> [Task to complete]:
Look through the material below. Copy each line that contains the string "style".

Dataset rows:
__________________________________________________

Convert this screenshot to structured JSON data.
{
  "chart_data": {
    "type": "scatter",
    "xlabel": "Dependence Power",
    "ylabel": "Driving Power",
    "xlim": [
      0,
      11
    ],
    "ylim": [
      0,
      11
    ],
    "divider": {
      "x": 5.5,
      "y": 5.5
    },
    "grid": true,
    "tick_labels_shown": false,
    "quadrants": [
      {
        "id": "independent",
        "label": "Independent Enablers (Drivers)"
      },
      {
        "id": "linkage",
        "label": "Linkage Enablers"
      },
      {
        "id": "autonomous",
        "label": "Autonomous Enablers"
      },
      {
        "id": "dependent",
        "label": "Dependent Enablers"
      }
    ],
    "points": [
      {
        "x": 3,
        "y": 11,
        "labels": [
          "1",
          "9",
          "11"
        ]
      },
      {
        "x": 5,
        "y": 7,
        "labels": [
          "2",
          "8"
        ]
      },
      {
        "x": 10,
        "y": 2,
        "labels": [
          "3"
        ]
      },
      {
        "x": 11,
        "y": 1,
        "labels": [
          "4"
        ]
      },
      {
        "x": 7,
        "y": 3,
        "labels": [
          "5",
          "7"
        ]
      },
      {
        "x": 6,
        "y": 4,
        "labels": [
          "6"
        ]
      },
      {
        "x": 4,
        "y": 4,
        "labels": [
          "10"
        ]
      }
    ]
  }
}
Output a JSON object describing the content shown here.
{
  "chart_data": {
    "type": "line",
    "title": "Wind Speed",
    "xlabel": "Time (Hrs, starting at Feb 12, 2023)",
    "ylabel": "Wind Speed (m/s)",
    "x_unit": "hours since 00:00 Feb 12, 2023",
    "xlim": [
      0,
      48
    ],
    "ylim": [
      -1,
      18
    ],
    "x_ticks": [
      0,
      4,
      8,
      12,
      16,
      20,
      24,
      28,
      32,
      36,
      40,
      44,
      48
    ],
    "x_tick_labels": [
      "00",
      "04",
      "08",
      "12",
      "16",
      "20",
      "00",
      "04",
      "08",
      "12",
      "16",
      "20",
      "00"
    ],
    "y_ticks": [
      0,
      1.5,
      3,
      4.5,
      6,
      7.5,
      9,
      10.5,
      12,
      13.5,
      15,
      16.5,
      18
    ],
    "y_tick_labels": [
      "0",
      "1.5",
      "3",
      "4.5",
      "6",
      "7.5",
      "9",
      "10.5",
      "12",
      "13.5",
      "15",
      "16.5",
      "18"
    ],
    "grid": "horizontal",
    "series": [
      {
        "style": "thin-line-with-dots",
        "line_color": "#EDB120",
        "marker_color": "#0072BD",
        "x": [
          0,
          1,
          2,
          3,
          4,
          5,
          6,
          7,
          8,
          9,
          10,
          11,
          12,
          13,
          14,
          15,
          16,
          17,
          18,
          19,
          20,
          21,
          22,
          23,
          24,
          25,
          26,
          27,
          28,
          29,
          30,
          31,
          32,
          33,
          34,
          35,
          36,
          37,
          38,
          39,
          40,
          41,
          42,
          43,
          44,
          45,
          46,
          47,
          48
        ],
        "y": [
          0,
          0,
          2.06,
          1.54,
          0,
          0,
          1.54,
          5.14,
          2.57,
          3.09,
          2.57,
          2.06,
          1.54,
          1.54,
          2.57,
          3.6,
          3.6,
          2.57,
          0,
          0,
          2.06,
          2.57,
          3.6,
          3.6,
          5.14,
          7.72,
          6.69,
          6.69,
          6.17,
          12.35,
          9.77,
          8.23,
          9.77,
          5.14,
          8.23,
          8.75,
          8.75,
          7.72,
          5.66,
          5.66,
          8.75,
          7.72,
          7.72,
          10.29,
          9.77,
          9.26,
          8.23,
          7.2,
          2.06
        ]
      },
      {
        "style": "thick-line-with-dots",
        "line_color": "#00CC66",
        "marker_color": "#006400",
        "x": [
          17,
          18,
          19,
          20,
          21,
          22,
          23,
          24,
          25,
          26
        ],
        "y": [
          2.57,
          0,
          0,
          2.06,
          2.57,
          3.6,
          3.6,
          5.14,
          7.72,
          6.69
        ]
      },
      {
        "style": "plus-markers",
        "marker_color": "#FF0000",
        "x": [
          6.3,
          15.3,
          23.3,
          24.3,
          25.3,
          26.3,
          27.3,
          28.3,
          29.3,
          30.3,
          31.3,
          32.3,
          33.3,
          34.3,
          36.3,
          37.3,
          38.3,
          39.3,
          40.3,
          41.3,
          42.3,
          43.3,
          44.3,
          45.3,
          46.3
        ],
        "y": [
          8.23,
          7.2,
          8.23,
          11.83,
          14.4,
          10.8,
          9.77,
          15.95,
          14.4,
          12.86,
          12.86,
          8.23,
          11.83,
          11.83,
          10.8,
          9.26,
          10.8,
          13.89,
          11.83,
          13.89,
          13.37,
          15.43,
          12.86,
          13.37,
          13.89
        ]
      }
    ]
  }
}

__________________________________________________

> [Solution]:
        "style": "thin-line-with-dots",
        "style": "thick-line-with-dots",
        "style": "plus-markers",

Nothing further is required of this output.